## Problem requirements
All lines in which the word "name" occurs are to be extracted.

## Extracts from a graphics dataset
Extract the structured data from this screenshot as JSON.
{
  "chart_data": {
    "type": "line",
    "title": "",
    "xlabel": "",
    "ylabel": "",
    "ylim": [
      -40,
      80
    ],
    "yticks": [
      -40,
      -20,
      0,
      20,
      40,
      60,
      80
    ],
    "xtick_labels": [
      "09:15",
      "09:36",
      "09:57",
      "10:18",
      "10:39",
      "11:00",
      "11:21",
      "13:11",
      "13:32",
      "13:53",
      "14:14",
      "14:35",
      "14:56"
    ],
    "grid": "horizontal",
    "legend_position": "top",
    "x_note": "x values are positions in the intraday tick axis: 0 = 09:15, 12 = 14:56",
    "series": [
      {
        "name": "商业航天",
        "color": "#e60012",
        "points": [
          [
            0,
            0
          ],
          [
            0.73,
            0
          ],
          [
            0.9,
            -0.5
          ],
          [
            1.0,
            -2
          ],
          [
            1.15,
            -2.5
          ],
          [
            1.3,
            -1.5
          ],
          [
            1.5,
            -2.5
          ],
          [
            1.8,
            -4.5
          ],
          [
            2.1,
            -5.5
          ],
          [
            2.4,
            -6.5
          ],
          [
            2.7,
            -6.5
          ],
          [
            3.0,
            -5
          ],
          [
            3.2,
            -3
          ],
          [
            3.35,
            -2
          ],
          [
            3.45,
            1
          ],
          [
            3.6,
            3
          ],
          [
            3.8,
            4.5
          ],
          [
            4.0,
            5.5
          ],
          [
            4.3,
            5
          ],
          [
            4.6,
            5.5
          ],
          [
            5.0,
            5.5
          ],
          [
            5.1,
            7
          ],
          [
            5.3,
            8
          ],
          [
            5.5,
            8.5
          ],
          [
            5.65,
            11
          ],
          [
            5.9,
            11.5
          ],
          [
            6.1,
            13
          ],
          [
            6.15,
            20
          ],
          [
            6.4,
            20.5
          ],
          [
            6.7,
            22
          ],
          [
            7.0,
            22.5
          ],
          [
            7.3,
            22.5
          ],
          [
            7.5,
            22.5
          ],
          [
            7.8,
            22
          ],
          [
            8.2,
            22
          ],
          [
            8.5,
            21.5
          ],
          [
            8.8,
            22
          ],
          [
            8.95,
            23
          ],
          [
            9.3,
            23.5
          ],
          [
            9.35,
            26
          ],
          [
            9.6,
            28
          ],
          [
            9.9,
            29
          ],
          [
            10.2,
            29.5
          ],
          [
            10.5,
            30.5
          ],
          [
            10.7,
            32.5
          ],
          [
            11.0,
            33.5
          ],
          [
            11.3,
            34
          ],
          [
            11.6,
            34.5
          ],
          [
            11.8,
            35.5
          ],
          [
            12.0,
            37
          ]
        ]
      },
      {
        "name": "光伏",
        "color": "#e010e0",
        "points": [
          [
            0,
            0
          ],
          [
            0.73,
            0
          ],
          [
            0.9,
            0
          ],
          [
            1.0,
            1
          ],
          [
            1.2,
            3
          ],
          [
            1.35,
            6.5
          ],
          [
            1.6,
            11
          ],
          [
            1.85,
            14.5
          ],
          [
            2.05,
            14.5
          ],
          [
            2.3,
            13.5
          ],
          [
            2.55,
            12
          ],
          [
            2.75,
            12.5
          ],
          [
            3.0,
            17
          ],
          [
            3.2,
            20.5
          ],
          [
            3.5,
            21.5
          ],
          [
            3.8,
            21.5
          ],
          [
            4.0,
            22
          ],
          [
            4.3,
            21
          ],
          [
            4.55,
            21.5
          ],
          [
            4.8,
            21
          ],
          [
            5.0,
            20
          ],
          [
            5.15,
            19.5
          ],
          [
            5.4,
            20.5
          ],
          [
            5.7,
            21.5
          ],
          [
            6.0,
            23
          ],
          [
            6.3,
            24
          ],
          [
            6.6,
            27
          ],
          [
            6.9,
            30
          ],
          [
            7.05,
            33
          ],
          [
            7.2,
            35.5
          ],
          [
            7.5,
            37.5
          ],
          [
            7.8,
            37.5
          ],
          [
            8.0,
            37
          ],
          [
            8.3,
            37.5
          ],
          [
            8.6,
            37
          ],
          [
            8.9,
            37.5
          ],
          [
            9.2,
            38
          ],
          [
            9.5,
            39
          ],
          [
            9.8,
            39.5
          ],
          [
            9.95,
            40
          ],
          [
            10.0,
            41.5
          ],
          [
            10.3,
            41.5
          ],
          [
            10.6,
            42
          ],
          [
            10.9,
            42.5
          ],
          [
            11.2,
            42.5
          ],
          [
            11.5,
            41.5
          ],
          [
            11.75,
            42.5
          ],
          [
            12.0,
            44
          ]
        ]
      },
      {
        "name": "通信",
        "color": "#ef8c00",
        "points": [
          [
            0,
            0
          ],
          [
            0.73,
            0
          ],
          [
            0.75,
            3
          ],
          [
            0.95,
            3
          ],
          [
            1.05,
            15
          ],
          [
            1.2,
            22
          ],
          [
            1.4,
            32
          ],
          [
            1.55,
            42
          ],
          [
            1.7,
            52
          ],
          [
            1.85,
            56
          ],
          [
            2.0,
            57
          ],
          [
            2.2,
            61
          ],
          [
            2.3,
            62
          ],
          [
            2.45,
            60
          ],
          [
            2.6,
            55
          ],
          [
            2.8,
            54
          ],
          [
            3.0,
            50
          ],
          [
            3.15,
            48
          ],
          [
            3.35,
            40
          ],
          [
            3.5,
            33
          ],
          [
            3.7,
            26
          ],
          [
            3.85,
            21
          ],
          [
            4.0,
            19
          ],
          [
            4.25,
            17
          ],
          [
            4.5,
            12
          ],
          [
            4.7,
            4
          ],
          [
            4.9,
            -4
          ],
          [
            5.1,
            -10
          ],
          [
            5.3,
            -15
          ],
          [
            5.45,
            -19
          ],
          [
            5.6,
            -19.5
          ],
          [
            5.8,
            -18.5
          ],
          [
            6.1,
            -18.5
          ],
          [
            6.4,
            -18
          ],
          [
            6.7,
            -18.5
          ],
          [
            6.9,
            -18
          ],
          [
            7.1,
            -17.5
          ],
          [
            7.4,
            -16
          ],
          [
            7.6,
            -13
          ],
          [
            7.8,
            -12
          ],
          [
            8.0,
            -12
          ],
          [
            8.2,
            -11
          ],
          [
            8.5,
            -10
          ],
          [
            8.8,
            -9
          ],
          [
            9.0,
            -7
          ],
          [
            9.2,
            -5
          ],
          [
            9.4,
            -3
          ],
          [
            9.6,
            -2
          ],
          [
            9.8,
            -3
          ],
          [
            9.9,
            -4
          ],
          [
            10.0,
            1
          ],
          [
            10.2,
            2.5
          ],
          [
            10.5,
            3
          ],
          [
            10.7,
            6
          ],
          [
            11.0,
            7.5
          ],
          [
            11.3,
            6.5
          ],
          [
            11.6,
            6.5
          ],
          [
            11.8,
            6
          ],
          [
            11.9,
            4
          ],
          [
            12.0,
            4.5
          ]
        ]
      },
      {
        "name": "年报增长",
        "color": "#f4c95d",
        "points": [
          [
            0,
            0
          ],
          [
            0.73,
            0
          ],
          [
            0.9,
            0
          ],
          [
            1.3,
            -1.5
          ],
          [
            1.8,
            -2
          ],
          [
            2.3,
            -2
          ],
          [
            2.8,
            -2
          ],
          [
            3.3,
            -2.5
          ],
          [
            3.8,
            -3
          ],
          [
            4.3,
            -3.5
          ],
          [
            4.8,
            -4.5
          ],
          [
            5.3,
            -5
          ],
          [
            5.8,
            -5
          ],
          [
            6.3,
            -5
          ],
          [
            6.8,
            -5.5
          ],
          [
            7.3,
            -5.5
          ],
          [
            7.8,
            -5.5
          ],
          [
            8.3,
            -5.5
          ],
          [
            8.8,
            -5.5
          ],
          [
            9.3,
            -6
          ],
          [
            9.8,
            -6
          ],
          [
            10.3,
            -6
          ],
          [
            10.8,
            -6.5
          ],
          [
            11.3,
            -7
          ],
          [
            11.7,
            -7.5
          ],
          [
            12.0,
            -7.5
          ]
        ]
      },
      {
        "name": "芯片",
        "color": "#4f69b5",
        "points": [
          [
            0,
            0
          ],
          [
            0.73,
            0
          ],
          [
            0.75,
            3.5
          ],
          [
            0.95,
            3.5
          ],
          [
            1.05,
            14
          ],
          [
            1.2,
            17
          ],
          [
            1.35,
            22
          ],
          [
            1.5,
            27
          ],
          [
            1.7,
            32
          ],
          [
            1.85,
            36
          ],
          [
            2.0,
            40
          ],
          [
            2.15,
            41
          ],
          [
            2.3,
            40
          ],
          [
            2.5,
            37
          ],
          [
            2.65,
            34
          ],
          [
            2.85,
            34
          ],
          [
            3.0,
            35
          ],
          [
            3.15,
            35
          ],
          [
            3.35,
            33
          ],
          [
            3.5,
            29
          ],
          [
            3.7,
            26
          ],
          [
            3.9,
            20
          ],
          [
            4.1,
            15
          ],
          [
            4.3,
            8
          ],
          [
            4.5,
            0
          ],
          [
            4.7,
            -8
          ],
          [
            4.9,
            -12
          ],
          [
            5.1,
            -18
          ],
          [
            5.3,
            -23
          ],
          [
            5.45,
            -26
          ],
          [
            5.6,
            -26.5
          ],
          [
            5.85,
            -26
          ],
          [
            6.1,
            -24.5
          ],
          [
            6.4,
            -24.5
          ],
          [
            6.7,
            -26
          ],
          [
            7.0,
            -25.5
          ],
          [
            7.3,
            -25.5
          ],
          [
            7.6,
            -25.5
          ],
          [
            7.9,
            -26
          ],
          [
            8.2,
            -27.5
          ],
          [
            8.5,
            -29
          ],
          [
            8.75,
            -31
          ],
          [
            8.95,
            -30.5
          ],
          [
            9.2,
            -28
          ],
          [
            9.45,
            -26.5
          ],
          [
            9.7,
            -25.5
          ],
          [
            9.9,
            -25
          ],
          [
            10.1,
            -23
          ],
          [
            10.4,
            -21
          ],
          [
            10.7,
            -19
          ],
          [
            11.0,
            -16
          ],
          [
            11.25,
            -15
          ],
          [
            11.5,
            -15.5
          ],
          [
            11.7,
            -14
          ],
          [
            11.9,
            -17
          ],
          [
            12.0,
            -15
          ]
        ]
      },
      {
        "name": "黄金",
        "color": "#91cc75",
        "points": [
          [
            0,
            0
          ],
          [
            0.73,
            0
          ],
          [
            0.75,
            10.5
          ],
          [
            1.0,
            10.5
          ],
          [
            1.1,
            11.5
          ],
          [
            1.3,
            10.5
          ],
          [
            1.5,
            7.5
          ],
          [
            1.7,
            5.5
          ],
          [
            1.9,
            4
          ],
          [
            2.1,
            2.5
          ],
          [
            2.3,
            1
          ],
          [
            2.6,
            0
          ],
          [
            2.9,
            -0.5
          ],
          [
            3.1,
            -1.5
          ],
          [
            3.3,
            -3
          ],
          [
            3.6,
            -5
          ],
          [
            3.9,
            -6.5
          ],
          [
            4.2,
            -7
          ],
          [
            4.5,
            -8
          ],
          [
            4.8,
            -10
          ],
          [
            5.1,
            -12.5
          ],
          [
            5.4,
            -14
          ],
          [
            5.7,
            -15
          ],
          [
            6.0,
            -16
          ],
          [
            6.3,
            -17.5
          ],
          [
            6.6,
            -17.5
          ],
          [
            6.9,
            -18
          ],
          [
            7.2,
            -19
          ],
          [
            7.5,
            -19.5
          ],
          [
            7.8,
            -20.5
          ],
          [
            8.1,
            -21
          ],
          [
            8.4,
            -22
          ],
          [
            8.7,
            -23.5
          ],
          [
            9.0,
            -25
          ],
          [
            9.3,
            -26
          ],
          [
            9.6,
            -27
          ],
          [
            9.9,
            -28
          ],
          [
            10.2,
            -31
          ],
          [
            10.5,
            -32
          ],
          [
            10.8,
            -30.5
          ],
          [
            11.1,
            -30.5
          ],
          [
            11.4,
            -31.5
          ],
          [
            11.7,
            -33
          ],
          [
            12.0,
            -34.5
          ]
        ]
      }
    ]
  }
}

## Answer to the exercise
        "name": "商业航天",
        "name": "光伏",
        "name": "通信",
        "name": "年报增长",
        "name": "芯片",
        "name": "黄金",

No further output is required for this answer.